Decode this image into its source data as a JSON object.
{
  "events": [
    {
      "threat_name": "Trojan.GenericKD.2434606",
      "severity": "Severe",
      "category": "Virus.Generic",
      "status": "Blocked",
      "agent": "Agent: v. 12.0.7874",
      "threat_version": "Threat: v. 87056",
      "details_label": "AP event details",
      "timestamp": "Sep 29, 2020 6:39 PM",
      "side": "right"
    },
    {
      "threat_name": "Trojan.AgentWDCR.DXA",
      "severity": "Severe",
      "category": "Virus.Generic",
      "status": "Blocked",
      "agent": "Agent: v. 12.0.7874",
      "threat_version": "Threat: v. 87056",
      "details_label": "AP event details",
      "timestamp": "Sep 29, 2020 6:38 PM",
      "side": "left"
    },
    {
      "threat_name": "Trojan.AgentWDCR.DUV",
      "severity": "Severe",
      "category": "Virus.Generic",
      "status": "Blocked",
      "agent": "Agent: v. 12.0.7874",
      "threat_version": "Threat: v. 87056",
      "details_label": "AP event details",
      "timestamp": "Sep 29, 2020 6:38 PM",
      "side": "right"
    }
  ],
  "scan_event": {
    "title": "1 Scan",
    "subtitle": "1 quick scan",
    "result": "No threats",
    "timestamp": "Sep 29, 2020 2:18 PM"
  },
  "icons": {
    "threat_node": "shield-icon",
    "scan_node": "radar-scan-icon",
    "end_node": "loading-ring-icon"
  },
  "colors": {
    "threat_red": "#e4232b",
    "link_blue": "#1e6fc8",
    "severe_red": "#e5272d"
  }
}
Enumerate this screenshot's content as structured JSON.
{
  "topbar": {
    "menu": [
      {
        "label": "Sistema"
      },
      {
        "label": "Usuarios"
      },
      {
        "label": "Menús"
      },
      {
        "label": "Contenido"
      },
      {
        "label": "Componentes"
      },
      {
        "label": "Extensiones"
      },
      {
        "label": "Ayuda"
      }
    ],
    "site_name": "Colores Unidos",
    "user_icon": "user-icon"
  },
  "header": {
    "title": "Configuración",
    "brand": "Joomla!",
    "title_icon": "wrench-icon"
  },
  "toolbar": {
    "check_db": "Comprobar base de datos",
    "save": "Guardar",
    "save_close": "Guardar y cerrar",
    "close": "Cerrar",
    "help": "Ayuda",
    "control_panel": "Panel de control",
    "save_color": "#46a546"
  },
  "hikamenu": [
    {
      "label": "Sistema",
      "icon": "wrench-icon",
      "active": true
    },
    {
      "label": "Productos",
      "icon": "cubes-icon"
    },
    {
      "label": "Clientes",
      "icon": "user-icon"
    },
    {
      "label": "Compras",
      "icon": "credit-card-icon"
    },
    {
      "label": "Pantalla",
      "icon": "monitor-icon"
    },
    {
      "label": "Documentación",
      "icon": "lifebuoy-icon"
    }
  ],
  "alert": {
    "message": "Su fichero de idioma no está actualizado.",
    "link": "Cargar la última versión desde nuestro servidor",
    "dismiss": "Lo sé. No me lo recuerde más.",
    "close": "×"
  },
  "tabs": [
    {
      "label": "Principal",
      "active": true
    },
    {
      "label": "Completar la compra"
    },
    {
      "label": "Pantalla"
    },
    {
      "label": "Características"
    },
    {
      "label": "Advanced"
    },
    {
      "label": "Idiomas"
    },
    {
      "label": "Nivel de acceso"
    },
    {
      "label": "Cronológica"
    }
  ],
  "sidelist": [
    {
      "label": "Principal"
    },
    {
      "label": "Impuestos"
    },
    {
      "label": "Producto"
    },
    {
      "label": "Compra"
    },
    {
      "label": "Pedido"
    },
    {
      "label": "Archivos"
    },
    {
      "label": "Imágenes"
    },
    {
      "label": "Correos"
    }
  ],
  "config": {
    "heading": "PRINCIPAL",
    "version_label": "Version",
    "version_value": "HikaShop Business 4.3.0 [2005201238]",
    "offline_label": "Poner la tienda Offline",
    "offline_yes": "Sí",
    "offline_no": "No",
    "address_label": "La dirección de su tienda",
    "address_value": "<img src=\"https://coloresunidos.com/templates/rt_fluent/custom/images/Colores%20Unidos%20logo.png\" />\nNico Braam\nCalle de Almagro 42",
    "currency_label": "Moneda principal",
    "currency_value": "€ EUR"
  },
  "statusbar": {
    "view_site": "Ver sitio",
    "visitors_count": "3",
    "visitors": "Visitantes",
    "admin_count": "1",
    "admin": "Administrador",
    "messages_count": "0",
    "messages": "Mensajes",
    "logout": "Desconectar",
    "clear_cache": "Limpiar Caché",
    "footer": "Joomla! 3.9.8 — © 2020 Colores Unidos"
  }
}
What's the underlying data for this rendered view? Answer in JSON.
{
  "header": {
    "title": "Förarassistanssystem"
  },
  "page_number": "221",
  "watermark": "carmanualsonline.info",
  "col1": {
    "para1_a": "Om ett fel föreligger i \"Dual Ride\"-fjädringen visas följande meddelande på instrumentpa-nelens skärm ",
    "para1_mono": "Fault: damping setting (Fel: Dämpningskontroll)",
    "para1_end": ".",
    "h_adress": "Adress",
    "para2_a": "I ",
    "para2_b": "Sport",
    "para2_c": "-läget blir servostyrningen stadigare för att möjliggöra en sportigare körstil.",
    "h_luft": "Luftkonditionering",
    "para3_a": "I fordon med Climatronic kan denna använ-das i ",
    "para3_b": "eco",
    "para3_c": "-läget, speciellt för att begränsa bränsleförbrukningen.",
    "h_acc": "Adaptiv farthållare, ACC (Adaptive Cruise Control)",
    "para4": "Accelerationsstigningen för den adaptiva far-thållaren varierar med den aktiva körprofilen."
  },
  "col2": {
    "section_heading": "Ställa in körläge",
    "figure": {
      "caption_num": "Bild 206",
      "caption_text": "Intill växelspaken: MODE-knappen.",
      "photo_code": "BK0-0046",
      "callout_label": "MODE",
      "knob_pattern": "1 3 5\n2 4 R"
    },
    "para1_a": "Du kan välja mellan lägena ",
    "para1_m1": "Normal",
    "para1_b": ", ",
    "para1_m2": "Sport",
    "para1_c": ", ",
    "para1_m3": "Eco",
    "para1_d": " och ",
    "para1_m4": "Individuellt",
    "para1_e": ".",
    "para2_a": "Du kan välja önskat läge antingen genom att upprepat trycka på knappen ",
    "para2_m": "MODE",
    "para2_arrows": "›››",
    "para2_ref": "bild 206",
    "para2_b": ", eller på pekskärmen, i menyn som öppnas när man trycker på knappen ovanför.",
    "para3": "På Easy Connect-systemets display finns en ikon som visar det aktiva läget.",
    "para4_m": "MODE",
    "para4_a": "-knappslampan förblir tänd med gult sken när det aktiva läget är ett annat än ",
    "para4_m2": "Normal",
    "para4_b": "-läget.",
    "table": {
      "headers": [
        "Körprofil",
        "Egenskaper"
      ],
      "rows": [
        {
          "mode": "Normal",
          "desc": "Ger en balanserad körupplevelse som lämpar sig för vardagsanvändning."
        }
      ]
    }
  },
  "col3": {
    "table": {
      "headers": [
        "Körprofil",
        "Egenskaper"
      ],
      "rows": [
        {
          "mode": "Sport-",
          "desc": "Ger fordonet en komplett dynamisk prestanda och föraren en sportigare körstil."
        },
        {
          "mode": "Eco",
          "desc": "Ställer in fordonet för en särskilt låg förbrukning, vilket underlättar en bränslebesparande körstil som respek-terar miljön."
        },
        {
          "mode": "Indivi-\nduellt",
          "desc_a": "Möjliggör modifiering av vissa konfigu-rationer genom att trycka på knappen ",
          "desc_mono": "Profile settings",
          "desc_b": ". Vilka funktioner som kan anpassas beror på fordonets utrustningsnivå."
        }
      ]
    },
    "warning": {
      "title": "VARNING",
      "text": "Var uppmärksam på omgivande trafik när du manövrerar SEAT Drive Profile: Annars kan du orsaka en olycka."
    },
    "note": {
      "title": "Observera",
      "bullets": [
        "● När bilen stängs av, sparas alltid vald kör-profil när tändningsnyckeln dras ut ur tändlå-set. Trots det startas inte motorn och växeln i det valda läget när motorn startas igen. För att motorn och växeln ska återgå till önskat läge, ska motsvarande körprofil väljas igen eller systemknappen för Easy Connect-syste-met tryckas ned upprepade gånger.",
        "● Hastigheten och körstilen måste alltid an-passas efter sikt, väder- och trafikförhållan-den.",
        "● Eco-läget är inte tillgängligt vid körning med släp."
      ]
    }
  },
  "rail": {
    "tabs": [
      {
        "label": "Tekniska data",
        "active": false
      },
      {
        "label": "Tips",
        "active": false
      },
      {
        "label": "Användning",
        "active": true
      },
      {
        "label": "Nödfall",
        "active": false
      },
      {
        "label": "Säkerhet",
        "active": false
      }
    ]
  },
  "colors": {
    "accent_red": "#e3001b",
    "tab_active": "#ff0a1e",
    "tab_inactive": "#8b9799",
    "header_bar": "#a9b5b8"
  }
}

> _Work task_
Wherever the string "läget" occurs in the records, copy the line it is in.

> _Answer space_
    "para2_c": "-läget blir servostyrningen stadigare för att möjliggöra en sportigare körstil.",
    "para3_c": "-läget, speciellt för att begränsa bränsleförbrukningen.",
    "para3": "På Easy Connect-systemets display finns en ikon som visar det aktiva läget.",
    "para4_a": "-knappslampan förblir tänd med gult sken när det aktiva läget är ett annat än ",
    "para4_b": "-läget.",
        "● När bilen stängs av, sparas alltid vald kör-profil när tändningsnyckeln dras ut ur tändlå-set. Trots det startas inte motorn och växeln i det valda läget när motorn startas igen. För att motorn och växeln ska återgå till önskat läge, ska motsvarande körprofil väljas igen eller systemknappen för Easy Connect-syste-met tryckas ned upprepade gånger.",
        "● Eco-läget är inte tillgängligt vid körning med släp."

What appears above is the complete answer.